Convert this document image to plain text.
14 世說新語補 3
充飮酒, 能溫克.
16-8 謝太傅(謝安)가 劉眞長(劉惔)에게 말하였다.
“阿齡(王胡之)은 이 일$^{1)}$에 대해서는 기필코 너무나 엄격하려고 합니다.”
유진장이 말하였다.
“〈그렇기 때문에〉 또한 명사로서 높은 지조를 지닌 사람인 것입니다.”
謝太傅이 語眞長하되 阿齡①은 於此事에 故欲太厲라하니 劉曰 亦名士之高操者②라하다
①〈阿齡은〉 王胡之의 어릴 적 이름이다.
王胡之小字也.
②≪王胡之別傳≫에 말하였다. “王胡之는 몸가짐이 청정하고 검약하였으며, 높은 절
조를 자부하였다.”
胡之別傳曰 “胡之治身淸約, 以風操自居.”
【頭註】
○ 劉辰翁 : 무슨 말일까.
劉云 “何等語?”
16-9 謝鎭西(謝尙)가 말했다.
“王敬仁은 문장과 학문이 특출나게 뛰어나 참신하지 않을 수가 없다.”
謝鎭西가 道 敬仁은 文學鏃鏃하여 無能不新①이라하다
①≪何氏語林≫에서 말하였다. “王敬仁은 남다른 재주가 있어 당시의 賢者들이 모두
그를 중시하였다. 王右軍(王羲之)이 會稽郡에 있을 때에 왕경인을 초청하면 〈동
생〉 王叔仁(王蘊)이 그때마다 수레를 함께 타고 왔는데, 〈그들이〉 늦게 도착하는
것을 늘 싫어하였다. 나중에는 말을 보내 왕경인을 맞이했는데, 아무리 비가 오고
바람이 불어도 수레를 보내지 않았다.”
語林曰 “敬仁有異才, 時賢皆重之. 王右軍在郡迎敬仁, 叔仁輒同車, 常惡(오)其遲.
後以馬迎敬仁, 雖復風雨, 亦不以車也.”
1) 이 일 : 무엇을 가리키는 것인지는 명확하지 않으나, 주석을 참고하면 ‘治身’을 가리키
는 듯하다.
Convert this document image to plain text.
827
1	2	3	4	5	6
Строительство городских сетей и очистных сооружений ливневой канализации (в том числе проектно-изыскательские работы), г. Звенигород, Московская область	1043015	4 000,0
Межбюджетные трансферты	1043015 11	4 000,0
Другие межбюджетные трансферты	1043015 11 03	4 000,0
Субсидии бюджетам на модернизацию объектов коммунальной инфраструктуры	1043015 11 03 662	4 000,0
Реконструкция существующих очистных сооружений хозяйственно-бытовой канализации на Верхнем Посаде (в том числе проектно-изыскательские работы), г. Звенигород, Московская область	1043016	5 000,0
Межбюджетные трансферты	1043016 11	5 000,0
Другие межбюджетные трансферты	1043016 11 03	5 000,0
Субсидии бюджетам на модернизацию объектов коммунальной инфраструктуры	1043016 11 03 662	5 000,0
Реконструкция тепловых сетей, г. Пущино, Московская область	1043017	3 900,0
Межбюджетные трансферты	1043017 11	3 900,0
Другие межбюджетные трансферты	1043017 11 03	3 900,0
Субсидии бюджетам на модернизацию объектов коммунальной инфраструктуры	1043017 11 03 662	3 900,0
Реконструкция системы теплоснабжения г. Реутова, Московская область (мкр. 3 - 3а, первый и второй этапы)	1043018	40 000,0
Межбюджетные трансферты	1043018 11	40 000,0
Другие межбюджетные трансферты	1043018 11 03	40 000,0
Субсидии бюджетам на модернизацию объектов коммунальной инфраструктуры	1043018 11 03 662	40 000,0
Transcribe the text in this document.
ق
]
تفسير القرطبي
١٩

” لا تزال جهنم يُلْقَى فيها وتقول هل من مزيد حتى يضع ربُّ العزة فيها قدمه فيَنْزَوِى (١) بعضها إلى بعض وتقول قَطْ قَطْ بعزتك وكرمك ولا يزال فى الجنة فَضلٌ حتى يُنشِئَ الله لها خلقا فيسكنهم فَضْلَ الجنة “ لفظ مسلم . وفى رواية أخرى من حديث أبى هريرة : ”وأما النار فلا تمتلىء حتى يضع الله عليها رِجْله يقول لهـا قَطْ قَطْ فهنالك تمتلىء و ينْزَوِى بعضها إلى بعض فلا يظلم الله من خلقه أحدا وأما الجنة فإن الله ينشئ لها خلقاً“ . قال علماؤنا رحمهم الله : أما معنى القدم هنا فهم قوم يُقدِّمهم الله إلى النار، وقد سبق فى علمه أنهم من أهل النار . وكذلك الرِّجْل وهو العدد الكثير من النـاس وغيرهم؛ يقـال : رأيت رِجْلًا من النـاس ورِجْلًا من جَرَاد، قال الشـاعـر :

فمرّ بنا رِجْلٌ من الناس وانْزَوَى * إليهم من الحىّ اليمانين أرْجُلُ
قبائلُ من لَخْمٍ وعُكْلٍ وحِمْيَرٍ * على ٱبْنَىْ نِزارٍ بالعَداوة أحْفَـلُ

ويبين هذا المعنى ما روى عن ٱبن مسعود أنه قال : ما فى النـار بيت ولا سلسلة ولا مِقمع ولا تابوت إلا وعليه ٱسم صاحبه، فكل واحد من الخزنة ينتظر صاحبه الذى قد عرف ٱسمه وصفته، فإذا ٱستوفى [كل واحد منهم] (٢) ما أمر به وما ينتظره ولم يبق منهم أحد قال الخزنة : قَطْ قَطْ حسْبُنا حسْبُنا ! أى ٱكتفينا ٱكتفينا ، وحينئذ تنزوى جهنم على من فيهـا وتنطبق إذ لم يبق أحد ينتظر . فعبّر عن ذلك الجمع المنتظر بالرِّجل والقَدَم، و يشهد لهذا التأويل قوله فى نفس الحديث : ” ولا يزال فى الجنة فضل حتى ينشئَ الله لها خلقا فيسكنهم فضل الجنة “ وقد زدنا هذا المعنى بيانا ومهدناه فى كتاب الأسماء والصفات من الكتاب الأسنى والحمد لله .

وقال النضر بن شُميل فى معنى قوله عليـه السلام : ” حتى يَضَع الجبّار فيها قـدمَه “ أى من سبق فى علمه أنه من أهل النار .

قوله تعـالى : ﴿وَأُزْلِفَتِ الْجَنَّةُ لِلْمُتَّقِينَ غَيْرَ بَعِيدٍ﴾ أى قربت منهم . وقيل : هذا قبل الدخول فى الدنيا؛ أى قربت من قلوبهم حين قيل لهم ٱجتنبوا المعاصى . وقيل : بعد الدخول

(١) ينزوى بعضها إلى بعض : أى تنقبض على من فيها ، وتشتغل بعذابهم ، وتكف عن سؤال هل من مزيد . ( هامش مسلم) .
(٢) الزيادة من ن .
-------
● **SHORT TASK**
Write out every record, exactly as written.

● **WRITTEN SOLUTION**
Convert this document image to plain text.
14 世說新語補 3
充飮酒, 能溫克.
16-8 謝太傅(謝安)가 劉眞長(劉惔)에게 말하였다.
“阿齡(王胡之)은 이 일$^{1)}$에 대해서는 기필코 너무나 엄격하려고 합니다.”
유진장이 말하였다.
“〈그렇기 때문에〉 또한 명사로서 높은 지조를 지닌 사람인 것입니다.”
謝太傅이 語眞長하되 阿齡①은 於此事에 故欲太厲라하니 劉曰 亦名士之高操者②라하다
①〈阿齡은〉 王胡之의 어릴 적 이름이다.
王胡之小字也.
②≪王胡之別傳≫에 말하였다. “王胡之는 몸가짐이 청정하고 검약하였으며, 높은 절
조를 자부하였다.”
胡之別傳曰 “胡之治身淸約, 以風操自居.”
【頭註】
○ 劉辰翁 : 무슨 말일까.
劉云 “何等語?”
16-9 謝鎭西(謝尙)가 말했다.
“王敬仁은 문장과 학문이 특출나게 뛰어나 참신하지 않을 수가 없다.”
謝鎭西가 道 敬仁은 文學鏃鏃하여 無能不新①이라하다
①≪何氏語林≫에서 말하였다. “王敬仁은 남다른 재주가 있어 당시의 賢者들이 모두
그를 중시하였다. 王右軍(王羲之)이 會稽郡에 있을 때에 왕경인을 초청하면 〈동
생〉 王叔仁(王蘊)이 그때마다 수레를 함께 타고 왔는데, 〈그들이〉 늦게 도착하는
것을 늘 싫어하였다. 나중에는 말을 보내 왕경인을 맞이했는데, 아무리 비가 오고
바람이 불어도 수레를 보내지 않았다.”
語林曰 “敬仁有異才, 時賢皆重之. 王右軍在郡迎敬仁, 叔仁輒同車, 常惡(오)其遲.
後以馬迎敬仁, 雖復風雨, 亦不以車也.”
1) 이 일 : 무엇을 가리키는 것인지는 명확하지 않으나, 주석을 참고하면 ‘治身’을 가리키
는 듯하다.
Convert this document image to plain text.
827
1	2	3	4	5	6
Строительство городских сетей и очистных сооружений ливневой канализации (в том числе проектно-изыскательские работы), г. Звенигород, Московская область	1043015	4 000,0
Межбюджетные трансферты	1043015 11	4 000,0
Другие межбюджетные трансферты	1043015 11 03	4 000,0
Субсидии бюджетам на модернизацию объектов коммунальной инфраструктуры	1043015 11 03 662	4 000,0
Реконструкция существующих очистных сооружений хозяйственно-бытовой канализации на Верхнем Посаде (в том числе проектно-изыскательские работы), г. Звенигород, Московская область	1043016	5 000,0
Межбюджетные трансферты	1043016 11	5 000,0
Другие межбюджетные трансферты	1043016 11 03	5 000,0
Субсидии бюджетам на модернизацию объектов коммунальной инфраструктуры	1043016 11 03 662	5 000,0
Реконструкция тепловых сетей, г. Пущино, Московская область	1043017	3 900,0
Межбюджетные трансферты	1043017 11	3 900,0
Другие межбюджетные трансферты	1043017 11 03	3 900,0
Субсидии бюджетам на модернизацию объектов коммунальной инфраструктуры	1043017 11 03 662	3 900,0
Реконструкция системы теплоснабжения г. Реутова, Московская область (мкр. 3 - 3а, первый и второй этапы)	1043018	40 000,0
Межбюджетные трансферты	1043018 11	40 000,0
Другие межбюджетные трансферты	1043018 11 03	40 000,0
Субсидии бюджетам на модернизацию объектов коммунальной инфраструктуры	1043018 11 03 662	40 000,0
Transcribe the text in this document.
ق
]
تفسير القرطبي
١٩

” لا تزال جهنم يُلْقَى فيها وتقول هل من مزيد حتى يضع ربُّ العزة فيها قدمه فيَنْزَوِى (١) بعضها إلى بعض وتقول قَطْ قَطْ بعزتك وكرمك ولا يزال فى الجنة فَضلٌ حتى يُنشِئَ الله لها خلقا فيسكنهم فَضْلَ الجنة “ لفظ مسلم . وفى رواية أخرى من حديث أبى هريرة : ”وأما النار فلا تمتلىء حتى يضع الله عليها رِجْله يقول لهـا قَطْ قَطْ فهنالك تمتلىء و ينْزَوِى بعضها إلى بعض فلا يظلم الله من خلقه أحدا وأما الجنة فإن الله ينشئ لها خلقاً“ . قال علماؤنا رحمهم الله : أما معنى القدم هنا فهم قوم يُقدِّمهم الله إلى النار، وقد سبق فى علمه أنهم من أهل النار . وكذلك الرِّجْل وهو العدد الكثير من النـاس وغيرهم؛ يقـال : رأيت رِجْلًا من النـاس ورِجْلًا من جَرَاد، قال الشـاعـر :

فمرّ بنا رِجْلٌ من الناس وانْزَوَى * إليهم من الحىّ اليمانين أرْجُلُ
قبائلُ من لَخْمٍ وعُكْلٍ وحِمْيَرٍ * على ٱبْنَىْ نِزارٍ بالعَداوة أحْفَـلُ

ويبين هذا المعنى ما روى عن ٱبن مسعود أنه قال : ما فى النـار بيت ولا سلسلة ولا مِقمع ولا تابوت إلا وعليه ٱسم صاحبه، فكل واحد من الخزنة ينتظر صاحبه الذى قد عرف ٱسمه وصفته، فإذا ٱستوفى [كل واحد منهم] (٢) ما أمر به وما ينتظره ولم يبق منهم أحد قال الخزنة : قَطْ قَطْ حسْبُنا حسْبُنا ! أى ٱكتفينا ٱكتفينا ، وحينئذ تنزوى جهنم على من فيهـا وتنطبق إذ لم يبق أحد ينتظر . فعبّر عن ذلك الجمع المنتظر بالرِّجل والقَدَم، و يشهد لهذا التأويل قوله فى نفس الحديث : ” ولا يزال فى الجنة فضل حتى ينشئَ الله لها خلقا فيسكنهم فضل الجنة “ وقد زدنا هذا المعنى بيانا ومهدناه فى كتاب الأسماء والصفات من الكتاب الأسنى والحمد لله .

وقال النضر بن شُميل فى معنى قوله عليـه السلام : ” حتى يَضَع الجبّار فيها قـدمَه “ أى من سبق فى علمه أنه من أهل النار .

قوله تعـالى : ﴿وَأُزْلِفَتِ الْجَنَّةُ لِلْمُتَّقِينَ غَيْرَ بَعِيدٍ﴾ أى قربت منهم . وقيل : هذا قبل الدخول فى الدنيا؛ أى قربت من قلوبهم حين قيل لهم ٱجتنبوا المعاصى . وقيل : بعد الدخول

(١) ينزوى بعضها إلى بعض : أى تنقبض على من فيها ، وتشتغل بعذابهم ، وتكف عن سؤال هل من مزيد . ( هامش مسلم) .
(٢) الزيادة من ن .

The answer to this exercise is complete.